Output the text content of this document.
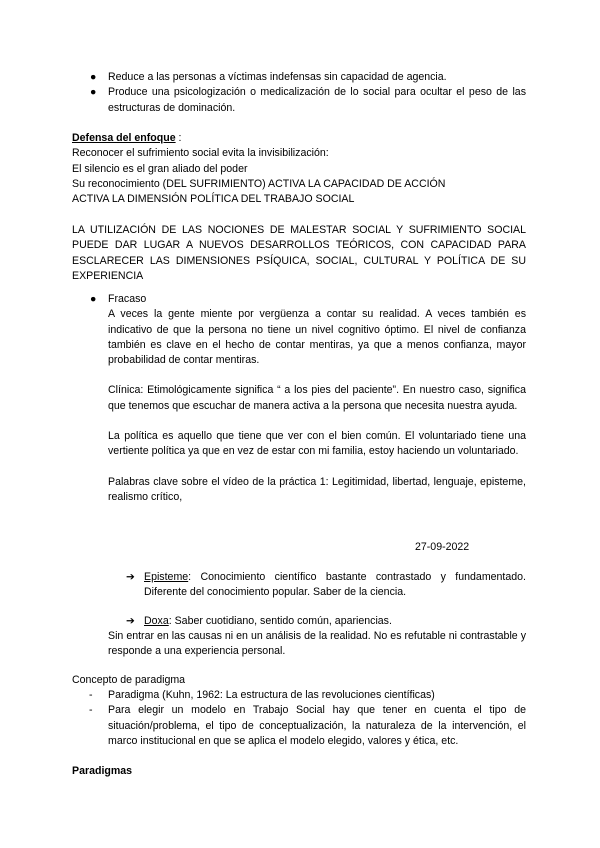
● Reduce a las personas a víctimas indefensas sin capacidad de agencia.
● Produce una psicologización o medicalización de lo social para ocultar el peso de las estructuras de dominación.
Defensa del enfoque :
Reconocer el sufrimiento social evita la invisibilización:
El silencio es el gran aliado del poder
Su reconocimiento (DEL SUFRIMIENTO) ACTIVA LA CAPACIDAD DE ACCIÓN
ACTIVA LA DIMENSIÓN POLÍTICA DEL TRABAJO SOCIAL

LA UTILIZACIÓN DE LAS NOCIONES DE MALESTAR SOCIAL Y SUFRIMIENTO SOCIAL PUEDE DAR LUGAR A NUEVOS DESARROLLOS TEÓRICOS, CON CAPACIDAD PARA ESCLARECER LAS DIMENSIONES PSÍQUICA, SOCIAL, CULTURAL Y POLÍTICA DE SU EXPERIENCIA

● Fracaso

A veces la gente miente por vergüenza a contar su realidad. A veces también es indicativo de que la persona no tiene un nivel cognitivo óptimo. El nivel de confianza también es clave en el hecho de contar mentiras, ya que a menos confianza, mayor probabilidad de contar mentiras.

Clínica: Etimológicamente significa “ a los pies del paciente”. En nuestro caso, significa que tenemos que escuchar de manera activa a la persona que necesita nuestra ayuda.

La política es aquello que tiene que ver con el bien común. El voluntariado tiene una vertiente política ya que en vez de estar con mi familia, estoy haciendo un voluntariado.

Palabras clave sobre el vídeo de la práctica 1: Legitimidad, libertad, lenguaje, episteme, realismo crítico,

27-09-2022
➔ Episteme: Conocimiento científico bastante contrastado y fundamentado. Diferente del conocimiento popular. Saber de la ciencia.
➔ Doxa: Saber cuotidiano, sentido común, apariencias.

Sin entrar en las causas ni en un análisis de la realidad. No es refutable ni contrastable y responde a una experiencia personal.

Concepto de paradigma
- Paradigma (Kuhn, 1962: La estructura de las revoluciones científicas)
- Para elegir un modelo en Trabajo Social hay que tener en cuenta el tipo de situación/problema, el tipo de conceptualización, la naturaleza de la intervención, el marco institucional en que se aplica el modelo elegido, valores y ética, etc.
Paradigmas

▶ **Aim**:
Transcribe the complete set of entries verbatim. No pictures belong in the copy.

▶ **Response**:
Output the text content of this document.
● Reduce a las personas a víctimas indefensas sin capacidad de agencia.
● Produce una psicologización o medicalización de lo social para ocultar el peso de las estructuras de dominación.
Defensa del enfoque :
Reconocer el sufrimiento social evita la invisibilización:
El silencio es el gran aliado del poder
Su reconocimiento (DEL SUFRIMIENTO) ACTIVA LA CAPACIDAD DE ACCIÓN
ACTIVA LA DIMENSIÓN POLÍTICA DEL TRABAJO SOCIAL

LA UTILIZACIÓN DE LAS NOCIONES DE MALESTAR SOCIAL Y SUFRIMIENTO SOCIAL PUEDE DAR LUGAR A NUEVOS DESARROLLOS TEÓRICOS, CON CAPACIDAD PARA ESCLARECER LAS DIMENSIONES PSÍQUICA, SOCIAL, CULTURAL Y POLÍTICA DE SU EXPERIENCIA

● Fracaso

A veces la gente miente por vergüenza a contar su realidad. A veces también es indicativo de que la persona no tiene un nivel cognitivo óptimo. El nivel de confianza también es clave en el hecho de contar mentiras, ya que a menos confianza, mayor probabilidad de contar mentiras.

Clínica: Etimológicamente significa “ a los pies del paciente”. En nuestro caso, significa que tenemos que escuchar de manera activa a la persona que necesita nuestra ayuda.

La política es aquello que tiene que ver con el bien común. El voluntariado tiene una vertiente política ya que en vez de estar con mi familia, estoy haciendo un voluntariado.

Palabras clave sobre el vídeo de la práctica 1: Legitimidad, libertad, lenguaje, episteme, realismo crítico,

27-09-2022
➔ Episteme: Conocimiento científico bastante contrastado y fundamentado. Diferente del conocimiento popular. Saber de la ciencia.
➔ Doxa: Saber cuotidiano, sentido común, apariencias.

Sin entrar en las causas ni en un análisis de la realidad. No es refutable ni contrastable y responde a una experiencia personal.

Concepto de paradigma
- Paradigma (Kuhn, 1962: La estructura de las revoluciones científicas)
- Para elegir un modelo en Trabajo Social hay que tener en cuenta el tipo de situación/problema, el tipo de conceptualización, la naturaleza de la intervención, el marco institucional en que se aplica el modelo elegido, valores y ética, etc.
Paradigmas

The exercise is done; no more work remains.